• EXERCISES
[1] In the Angels & Demons excerpt below, why were formal Christian tombs often misaligned with the architecture?
[2] Carry on the Angels & Demons excerpt below, picking up right after its final line.

An excerpt from Angels & Demons

An excerpt from Dan Brown’s Angels & Demons:

As Langdon moved toward the first recess, he passed the tomb of one of Italy’s Catholic kings. The sarcophagus, like many in Rome, was askew with the wall, positioned awkwardly. A group of visitors seemed confused by this. Langdon did not stop to explain. Formal Christian tombs were often misaligned with the architecture so they could lie facing east. It was an ancient superstition that Langdon’s Symbology 212 class had discussed just last month.
“That’s totally incongruous!” a female student in the front had blurted when Langdon explained the reason for east-facing tombs. “Why would Christians want their tombs to face the rising sun? We’re talking about Christianity… not sun worship!”
Langdon smiles, pacing before the blackboard, chewing an apple. “Mr Hitzrot!” he shouted.
A young man dozing in back sat up with a start. “What! Me?”
Langdon pointed to a Renaissance art poster on the wall. “Who is that man kneeling before God?”
“Um… some saint?”
“Brilliant. And how do you know he’s a saint?”
“He’s got a halo?”
“Excellent, and does that golden halo remind you of anything?”
Hitzrot broke into a smile. “Yeah! Those Egyptian things we studied last term. Those… um… sun disks!
“Thank you, Hitzrot. Go back to sleep.” Langdon turned back to the class. “Halos, like much of Christian symbology, were borrowed from the ancient Egyptian religion of sun workship. Christianity is filled with examples of sun worship.”
“Excuse me?” the girl in the front said. “I go to Church all the time, and I don’t see much sun worshipping going on!”

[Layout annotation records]
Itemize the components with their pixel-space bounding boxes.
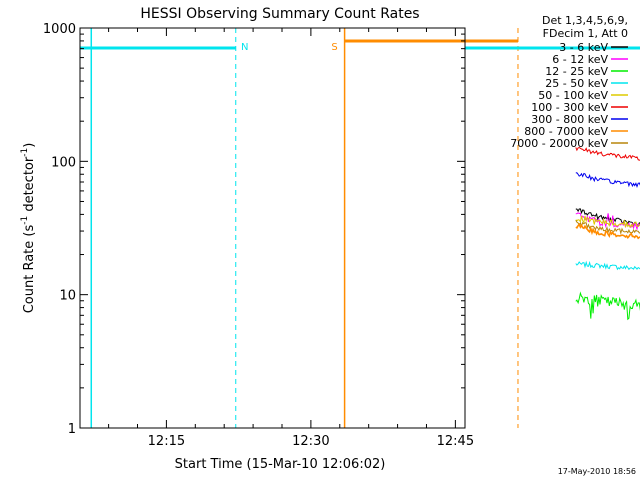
y-tick-label: 10: [59, 289, 76, 304]
x-tick-label: 12:45: [437, 434, 474, 449]
legend-item-label: 300 - 800 keV: [531, 113, 608, 126]
state-annotation: S: [331, 42, 337, 53]
state-annotation: N: [241, 42, 248, 53]
legend-header-line2: FDecim 1, Att 0: [543, 27, 628, 40]
y-tick-label: 1: [68, 422, 76, 437]
legend-item-label: 12 - 25 keV: [545, 65, 608, 78]
plot-frame: [79, 27, 466, 429]
axes-layer: 1 10 100 1000 12:15 12:30 12:45: [43, 22, 474, 449]
legend-item-label: 7000 - 20000 keV: [510, 137, 608, 150]
x-tick-label: 12:30: [292, 434, 329, 449]
x-axis-label: Start Time (15-Mar-10 12:06:02): [175, 457, 386, 472]
legend-item-label: 50 - 100 keV: [538, 89, 608, 102]
legend-item-label: 800 - 7000 keV: [524, 125, 608, 138]
legend-header-line1: Det 1,3,4,5,6,9,: [542, 14, 628, 27]
legend-item-label: 25 - 50 keV: [545, 77, 608, 90]
legend-item-label: 3 - 6 keV: [559, 41, 608, 54]
x-tick-label: 12:15: [148, 434, 185, 449]
y-tick-label: 1000: [43, 22, 76, 37]
footer-timestamp: 17-May-2010 18:56: [558, 467, 636, 476]
legend-item-label: 100 - 300 keV: [531, 101, 608, 114]
legend-item-label: 6 - 12 keV: [552, 53, 608, 66]
y-axis-label: Count Rate (s-1 detector-1): [20, 143, 37, 314]
legend: Det 1,3,4,5,6,9, FDecim 1, Att 0 3 - 6 k…: [510, 14, 628, 150]
y-tick-label: 100: [51, 155, 76, 170]
chart-title: HESSI Observing Summary Count Rates: [140, 6, 419, 22]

• SET OF ANSWERS
[1] So they could lie facing east.

[2]
“Really? What do you celebrate on December twenty-fifth?”
“Christmas. The birth of Jesus Christ.”
“And yet according to the Bible, Christ was born in March, so what are we doing celebrating in late December?”
Silence. 
Langdon smiles. “December twenty-fifth, my friends, is the ancient pagan holiday of sol invictus – Unconquered Sun – coinciding with the winter solstice. Its that wonderful time of year when the sun returns, and the days start getting longer.”
Langdon took another bite of apple.
“Conquering religions,” he continued, “often adopt existing holidays to make conversion less shocking. It’s called transmutation. It helpes people acclimatize to the new faith. Worshipers keep the same holy dates, pray in the same sacred locations, use a similar symbology… and they simply substitute a different god.”
Now the girl in the front looked furious. “You’re implying Christianity is just some kind of… repackaged sun worship!
“Not at all. Christianity did not borrow only from the sun worship. The ritual of Christian canonization is taken from the ancient ‘god-making’ rite of Euhemerus. The practice of ‘god-eating’ – that is, Holy Communion – was borrowed from the Aztecs. Even the concept of Christ dying for our sins is arguably not exclusively Christian; the self-sacrifice of a young man to absolve the sins of his people appears in the earliest tradition of the Quetzalcoatl.”
The girl glared. “So, is anything in Christianity original?”
“Very little in any organized faith is truly original. Religions are not born from scratch. They grow from one another. Modern religion is a collage… an assimilated historical record of man’s quest to understand the divine.
“Um… hold on,” Hitzrot ventures, sounding awake now. “I know something Christina that’s original. How about our image of God? Christian art never portrays God as the hawk sun god, or as an Aztec, or as anything weird. It always shows God as an old man with a white beard. So our image of God is original, right?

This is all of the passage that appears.